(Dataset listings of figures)
>>
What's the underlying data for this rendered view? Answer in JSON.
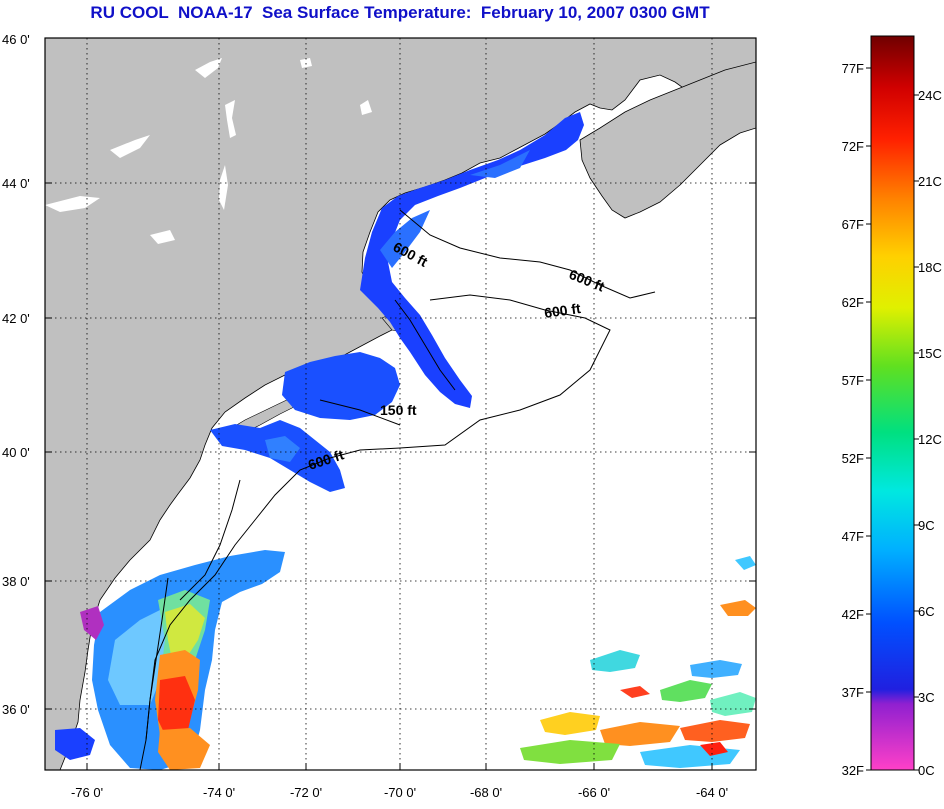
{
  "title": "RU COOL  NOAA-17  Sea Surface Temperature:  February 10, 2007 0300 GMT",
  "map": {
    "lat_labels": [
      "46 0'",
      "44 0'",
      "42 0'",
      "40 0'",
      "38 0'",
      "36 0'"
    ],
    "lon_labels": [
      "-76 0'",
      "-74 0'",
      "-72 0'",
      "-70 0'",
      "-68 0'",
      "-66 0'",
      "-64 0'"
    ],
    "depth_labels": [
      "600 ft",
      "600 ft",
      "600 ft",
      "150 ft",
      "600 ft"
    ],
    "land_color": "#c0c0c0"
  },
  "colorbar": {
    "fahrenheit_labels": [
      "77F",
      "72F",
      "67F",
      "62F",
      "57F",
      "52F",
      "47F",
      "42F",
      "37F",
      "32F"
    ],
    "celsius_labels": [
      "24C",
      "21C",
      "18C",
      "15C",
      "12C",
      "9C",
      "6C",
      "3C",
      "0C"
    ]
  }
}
<<
■ Instructions for the task:
Return the full material word for word. Do not include the pictures.

■ Task result:
What's the underlying data for this rendered view? Answer in JSON.
{
  "title": "RU COOL  NOAA-17  Sea Surface Temperature:  February 10, 2007 0300 GMT",
  "map": {
    "lat_labels": [
      "46 0'",
      "44 0'",
      "42 0'",
      "40 0'",
      "38 0'",
      "36 0'"
    ],
    "lon_labels": [
      "-76 0'",
      "-74 0'",
      "-72 0'",
      "-70 0'",
      "-68 0'",
      "-66 0'",
      "-64 0'"
    ],
    "depth_labels": [
      "600 ft",
      "600 ft",
      "600 ft",
      "150 ft",
      "600 ft"
    ],
    "land_color": "#c0c0c0"
  },
  "colorbar": {
    "fahrenheit_labels": [
      "77F",
      "72F",
      "67F",
      "62F",
      "57F",
      "52F",
      "47F",
      "42F",
      "37F",
      "32F"
    ],
    "celsius_labels": [
      "24C",
      "21C",
      "18C",
      "15C",
      "12C",
      "9C",
      "6C",
      "3C",
      "0C"
    ]
  }
}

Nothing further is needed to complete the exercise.